● Written exercise: Report, word for word, every line of the material that contains "Period".

Records

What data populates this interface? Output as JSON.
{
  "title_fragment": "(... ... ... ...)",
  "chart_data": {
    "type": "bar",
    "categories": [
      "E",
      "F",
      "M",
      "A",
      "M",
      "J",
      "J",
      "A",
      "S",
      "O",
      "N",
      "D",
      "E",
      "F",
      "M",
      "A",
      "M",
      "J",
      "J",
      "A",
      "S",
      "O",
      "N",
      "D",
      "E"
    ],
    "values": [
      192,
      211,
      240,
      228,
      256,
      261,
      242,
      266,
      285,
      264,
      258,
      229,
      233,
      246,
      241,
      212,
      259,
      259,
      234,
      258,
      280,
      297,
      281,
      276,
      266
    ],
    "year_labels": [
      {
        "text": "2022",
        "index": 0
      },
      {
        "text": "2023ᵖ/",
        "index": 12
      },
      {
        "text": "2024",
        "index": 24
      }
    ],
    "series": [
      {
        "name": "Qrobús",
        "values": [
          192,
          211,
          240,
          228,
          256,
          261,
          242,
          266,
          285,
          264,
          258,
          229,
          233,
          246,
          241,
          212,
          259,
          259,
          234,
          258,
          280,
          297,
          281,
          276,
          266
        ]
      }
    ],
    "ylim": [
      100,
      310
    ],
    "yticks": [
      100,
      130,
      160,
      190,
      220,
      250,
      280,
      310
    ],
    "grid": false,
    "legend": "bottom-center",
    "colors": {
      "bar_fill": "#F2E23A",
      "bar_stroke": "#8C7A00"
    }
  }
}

==

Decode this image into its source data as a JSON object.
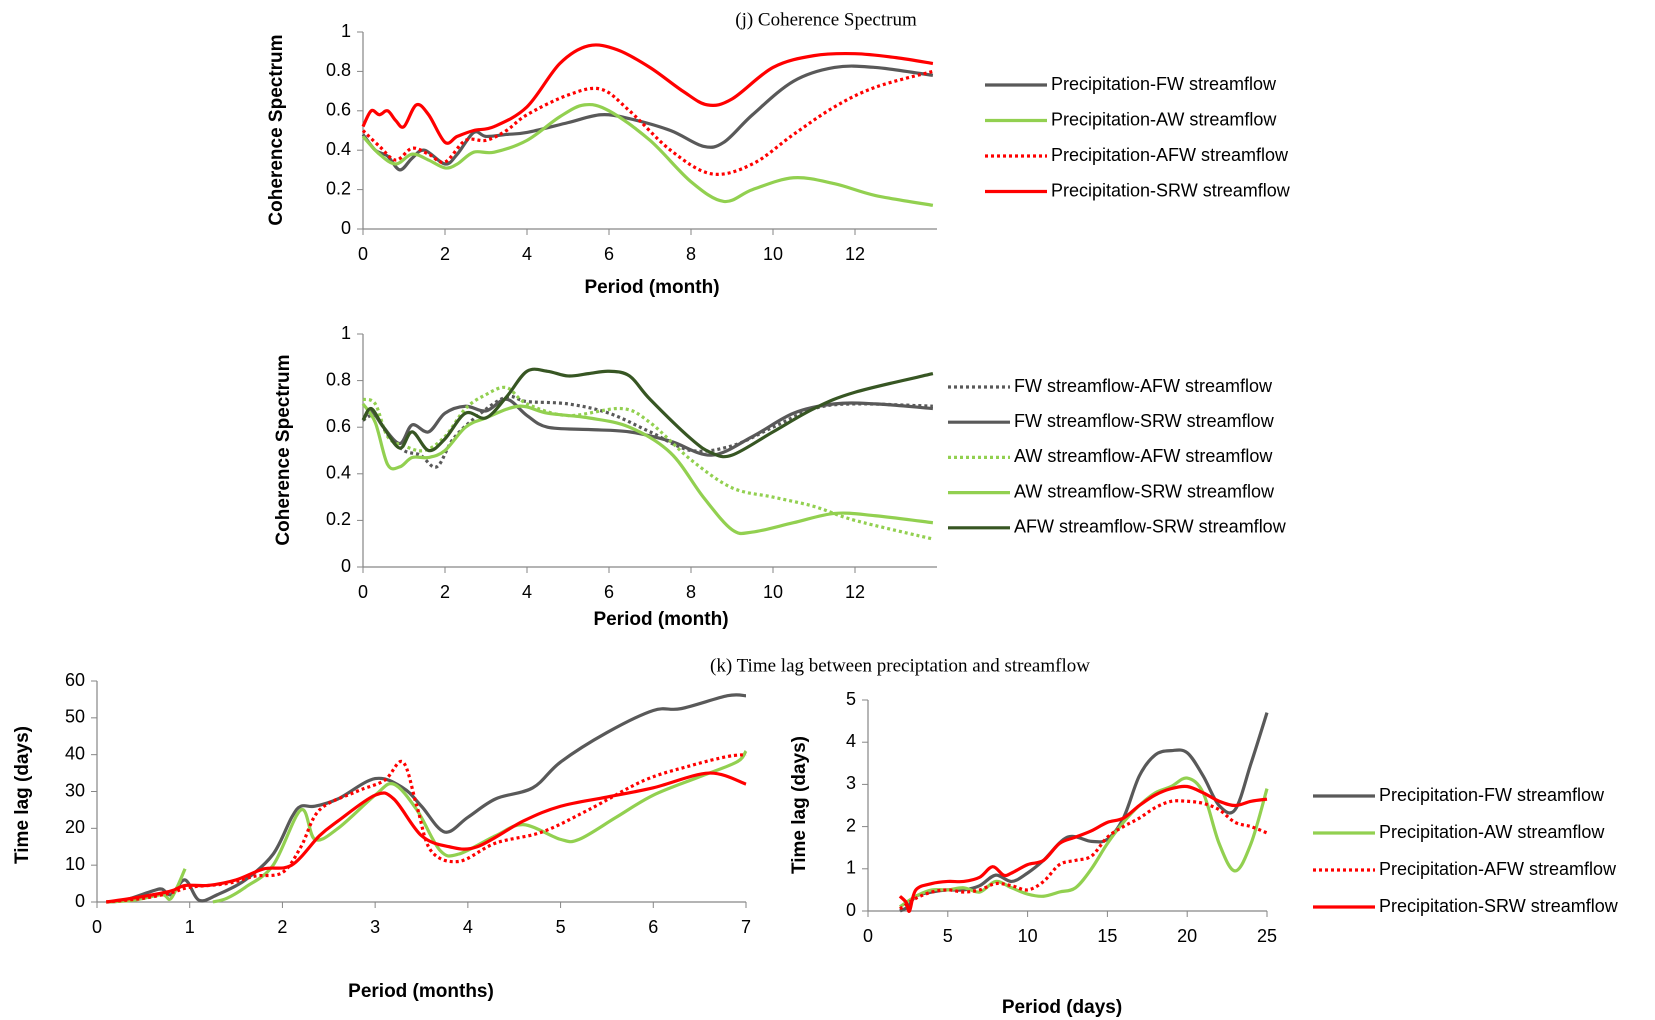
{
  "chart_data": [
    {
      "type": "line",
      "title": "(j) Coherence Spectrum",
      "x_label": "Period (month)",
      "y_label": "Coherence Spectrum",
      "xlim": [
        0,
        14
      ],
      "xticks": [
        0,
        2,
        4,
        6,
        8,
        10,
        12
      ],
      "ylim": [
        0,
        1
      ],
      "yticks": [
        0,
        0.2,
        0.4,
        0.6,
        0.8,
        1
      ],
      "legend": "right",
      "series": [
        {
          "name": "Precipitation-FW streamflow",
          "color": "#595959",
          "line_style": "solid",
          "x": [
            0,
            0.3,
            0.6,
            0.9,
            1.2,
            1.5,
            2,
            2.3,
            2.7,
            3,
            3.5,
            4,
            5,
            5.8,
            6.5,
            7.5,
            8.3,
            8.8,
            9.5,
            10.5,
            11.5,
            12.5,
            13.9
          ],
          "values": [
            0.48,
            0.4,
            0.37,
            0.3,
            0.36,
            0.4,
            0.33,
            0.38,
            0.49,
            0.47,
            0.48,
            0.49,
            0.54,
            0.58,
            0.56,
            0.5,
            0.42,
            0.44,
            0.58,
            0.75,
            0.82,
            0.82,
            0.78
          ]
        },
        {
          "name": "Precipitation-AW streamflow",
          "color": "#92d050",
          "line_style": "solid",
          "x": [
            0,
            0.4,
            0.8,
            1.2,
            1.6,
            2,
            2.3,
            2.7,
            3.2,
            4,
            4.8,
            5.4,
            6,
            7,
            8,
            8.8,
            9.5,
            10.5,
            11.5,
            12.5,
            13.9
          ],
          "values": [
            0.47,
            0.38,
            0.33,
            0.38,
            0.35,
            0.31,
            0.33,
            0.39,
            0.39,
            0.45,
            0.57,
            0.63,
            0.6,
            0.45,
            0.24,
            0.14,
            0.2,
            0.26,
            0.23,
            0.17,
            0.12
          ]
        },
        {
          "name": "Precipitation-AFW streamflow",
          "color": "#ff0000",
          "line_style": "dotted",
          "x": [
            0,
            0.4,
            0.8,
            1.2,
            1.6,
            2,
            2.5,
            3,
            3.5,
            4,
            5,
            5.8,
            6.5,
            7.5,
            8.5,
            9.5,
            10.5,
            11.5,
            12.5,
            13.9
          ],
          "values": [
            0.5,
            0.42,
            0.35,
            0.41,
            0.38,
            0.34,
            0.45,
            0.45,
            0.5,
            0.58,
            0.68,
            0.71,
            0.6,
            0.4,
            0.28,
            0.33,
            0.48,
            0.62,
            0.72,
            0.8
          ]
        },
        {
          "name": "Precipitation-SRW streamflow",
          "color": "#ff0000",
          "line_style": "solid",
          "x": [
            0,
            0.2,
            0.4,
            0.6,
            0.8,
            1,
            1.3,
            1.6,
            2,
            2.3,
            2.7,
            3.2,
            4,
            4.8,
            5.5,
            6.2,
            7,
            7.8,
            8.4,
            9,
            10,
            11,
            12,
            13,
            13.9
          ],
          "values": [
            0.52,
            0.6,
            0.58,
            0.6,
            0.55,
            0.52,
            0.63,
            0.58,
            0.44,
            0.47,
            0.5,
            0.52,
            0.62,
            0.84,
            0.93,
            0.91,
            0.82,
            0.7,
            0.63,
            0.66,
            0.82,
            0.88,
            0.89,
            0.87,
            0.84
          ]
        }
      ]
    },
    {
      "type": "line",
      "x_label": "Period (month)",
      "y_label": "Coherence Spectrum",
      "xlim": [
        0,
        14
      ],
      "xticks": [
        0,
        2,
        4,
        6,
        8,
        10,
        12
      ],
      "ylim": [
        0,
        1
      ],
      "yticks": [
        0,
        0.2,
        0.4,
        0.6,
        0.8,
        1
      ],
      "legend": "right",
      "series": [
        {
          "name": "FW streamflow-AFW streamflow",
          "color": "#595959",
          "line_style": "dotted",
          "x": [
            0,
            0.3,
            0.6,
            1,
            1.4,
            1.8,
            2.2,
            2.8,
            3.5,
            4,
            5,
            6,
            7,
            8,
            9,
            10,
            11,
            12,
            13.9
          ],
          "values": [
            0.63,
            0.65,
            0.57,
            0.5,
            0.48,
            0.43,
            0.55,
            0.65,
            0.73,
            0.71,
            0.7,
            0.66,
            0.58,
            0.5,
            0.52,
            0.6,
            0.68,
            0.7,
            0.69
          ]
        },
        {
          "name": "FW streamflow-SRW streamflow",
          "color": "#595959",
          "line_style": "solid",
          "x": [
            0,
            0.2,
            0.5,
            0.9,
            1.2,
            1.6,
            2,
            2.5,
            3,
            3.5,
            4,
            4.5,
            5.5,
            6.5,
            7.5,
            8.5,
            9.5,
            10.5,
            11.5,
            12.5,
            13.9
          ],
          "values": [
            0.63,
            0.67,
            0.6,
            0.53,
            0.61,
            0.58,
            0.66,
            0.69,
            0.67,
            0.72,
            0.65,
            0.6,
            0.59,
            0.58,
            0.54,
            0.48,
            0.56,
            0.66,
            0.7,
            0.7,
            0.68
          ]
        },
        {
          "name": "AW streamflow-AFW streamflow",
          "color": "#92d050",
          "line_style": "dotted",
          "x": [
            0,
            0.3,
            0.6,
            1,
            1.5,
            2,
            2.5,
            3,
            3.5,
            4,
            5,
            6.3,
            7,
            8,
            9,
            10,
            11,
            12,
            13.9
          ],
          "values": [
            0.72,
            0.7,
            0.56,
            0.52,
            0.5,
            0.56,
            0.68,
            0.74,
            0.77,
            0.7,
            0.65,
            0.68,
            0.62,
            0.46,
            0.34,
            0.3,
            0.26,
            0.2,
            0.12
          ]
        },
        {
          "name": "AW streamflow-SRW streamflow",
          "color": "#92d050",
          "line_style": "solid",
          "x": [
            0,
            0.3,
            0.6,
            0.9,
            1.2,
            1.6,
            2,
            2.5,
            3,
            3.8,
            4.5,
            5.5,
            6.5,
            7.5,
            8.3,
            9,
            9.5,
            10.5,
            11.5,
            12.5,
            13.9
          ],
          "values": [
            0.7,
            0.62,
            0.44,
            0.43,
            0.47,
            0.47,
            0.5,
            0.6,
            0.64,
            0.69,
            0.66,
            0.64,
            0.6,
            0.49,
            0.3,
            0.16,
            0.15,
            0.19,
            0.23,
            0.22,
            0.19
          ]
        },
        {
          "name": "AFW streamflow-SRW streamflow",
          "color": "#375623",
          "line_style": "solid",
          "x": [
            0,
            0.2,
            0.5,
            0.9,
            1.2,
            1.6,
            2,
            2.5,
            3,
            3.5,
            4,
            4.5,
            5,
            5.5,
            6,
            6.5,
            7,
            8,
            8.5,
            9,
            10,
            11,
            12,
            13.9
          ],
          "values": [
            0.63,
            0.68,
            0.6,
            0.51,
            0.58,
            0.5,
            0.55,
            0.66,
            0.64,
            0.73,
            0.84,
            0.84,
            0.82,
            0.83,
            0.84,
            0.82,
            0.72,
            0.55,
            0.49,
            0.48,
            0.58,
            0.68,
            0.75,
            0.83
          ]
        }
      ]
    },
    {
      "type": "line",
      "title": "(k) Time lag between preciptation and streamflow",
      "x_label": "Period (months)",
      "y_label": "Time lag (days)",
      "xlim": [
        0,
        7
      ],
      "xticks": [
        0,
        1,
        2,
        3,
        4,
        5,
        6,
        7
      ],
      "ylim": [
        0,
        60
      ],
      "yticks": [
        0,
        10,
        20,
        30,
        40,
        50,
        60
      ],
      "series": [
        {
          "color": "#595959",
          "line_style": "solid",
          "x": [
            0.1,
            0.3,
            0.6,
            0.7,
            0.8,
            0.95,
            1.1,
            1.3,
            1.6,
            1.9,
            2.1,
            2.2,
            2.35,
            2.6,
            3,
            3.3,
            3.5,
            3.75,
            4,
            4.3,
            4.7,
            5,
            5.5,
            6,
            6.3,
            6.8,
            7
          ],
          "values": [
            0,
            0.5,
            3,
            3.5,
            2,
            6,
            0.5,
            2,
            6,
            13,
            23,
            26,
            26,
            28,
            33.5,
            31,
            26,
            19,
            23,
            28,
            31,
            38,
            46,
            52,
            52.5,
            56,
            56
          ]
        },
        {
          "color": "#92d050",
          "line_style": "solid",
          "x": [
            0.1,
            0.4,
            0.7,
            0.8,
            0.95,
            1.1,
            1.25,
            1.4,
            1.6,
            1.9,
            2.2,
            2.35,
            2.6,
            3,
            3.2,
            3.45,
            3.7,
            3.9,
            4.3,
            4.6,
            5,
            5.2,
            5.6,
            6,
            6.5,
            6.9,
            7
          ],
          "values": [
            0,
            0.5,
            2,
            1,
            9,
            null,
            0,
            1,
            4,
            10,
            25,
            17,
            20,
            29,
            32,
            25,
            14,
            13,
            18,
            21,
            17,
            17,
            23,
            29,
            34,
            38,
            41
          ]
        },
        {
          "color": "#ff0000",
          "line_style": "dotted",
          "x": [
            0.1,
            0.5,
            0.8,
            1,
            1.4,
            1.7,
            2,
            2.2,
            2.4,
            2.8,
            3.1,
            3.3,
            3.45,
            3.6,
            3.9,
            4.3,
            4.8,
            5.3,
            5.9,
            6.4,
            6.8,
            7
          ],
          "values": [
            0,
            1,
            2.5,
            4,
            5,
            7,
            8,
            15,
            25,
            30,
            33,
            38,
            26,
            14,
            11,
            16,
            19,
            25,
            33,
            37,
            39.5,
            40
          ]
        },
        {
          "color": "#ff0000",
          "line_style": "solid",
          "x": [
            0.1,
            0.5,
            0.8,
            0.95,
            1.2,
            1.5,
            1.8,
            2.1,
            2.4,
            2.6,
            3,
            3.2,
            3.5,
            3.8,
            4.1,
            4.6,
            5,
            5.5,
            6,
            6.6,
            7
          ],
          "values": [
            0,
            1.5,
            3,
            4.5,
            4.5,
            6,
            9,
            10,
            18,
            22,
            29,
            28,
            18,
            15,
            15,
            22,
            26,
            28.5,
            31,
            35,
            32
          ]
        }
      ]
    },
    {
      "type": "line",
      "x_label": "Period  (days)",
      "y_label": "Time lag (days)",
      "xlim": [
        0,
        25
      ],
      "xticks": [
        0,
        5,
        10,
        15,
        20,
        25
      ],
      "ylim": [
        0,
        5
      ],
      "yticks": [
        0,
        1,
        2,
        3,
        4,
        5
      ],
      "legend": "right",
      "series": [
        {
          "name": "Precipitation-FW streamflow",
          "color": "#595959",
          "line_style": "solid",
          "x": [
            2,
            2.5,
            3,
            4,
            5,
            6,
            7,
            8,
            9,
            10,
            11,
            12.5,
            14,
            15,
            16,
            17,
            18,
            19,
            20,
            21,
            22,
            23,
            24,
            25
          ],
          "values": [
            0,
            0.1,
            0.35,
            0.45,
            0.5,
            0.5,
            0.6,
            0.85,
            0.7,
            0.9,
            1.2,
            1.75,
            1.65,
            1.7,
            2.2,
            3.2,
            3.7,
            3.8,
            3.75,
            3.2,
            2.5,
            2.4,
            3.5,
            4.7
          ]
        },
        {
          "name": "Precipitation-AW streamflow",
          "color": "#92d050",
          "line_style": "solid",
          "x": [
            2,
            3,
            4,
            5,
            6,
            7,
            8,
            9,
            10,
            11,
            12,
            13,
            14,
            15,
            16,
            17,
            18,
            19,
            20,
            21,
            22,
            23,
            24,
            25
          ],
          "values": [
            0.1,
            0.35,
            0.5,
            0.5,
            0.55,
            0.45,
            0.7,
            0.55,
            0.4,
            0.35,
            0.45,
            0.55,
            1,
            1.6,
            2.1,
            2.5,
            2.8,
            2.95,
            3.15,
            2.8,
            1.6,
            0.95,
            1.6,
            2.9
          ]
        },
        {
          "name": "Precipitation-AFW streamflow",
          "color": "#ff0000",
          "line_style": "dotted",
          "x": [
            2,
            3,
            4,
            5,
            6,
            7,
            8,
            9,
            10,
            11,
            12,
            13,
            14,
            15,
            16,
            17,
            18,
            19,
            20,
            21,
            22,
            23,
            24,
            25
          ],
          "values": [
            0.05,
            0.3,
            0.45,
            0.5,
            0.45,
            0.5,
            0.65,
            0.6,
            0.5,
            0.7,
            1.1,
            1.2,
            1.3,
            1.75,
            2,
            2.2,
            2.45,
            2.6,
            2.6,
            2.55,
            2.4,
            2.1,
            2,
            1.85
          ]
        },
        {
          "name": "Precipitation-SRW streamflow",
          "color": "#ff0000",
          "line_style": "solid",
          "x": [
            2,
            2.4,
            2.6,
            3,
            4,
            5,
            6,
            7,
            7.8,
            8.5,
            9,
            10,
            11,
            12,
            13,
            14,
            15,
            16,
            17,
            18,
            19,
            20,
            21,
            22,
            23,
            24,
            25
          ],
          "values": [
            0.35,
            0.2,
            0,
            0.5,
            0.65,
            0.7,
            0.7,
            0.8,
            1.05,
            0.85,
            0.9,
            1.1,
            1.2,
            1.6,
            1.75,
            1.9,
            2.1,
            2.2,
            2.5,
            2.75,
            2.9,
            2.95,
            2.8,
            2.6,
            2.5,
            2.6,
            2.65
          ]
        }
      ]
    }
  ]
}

● In response:
      "x_label": "Period (month)",
      "x_label": "Period (month)",
      "x_label": "Period (months)",
      "x_label": "Period  (days)",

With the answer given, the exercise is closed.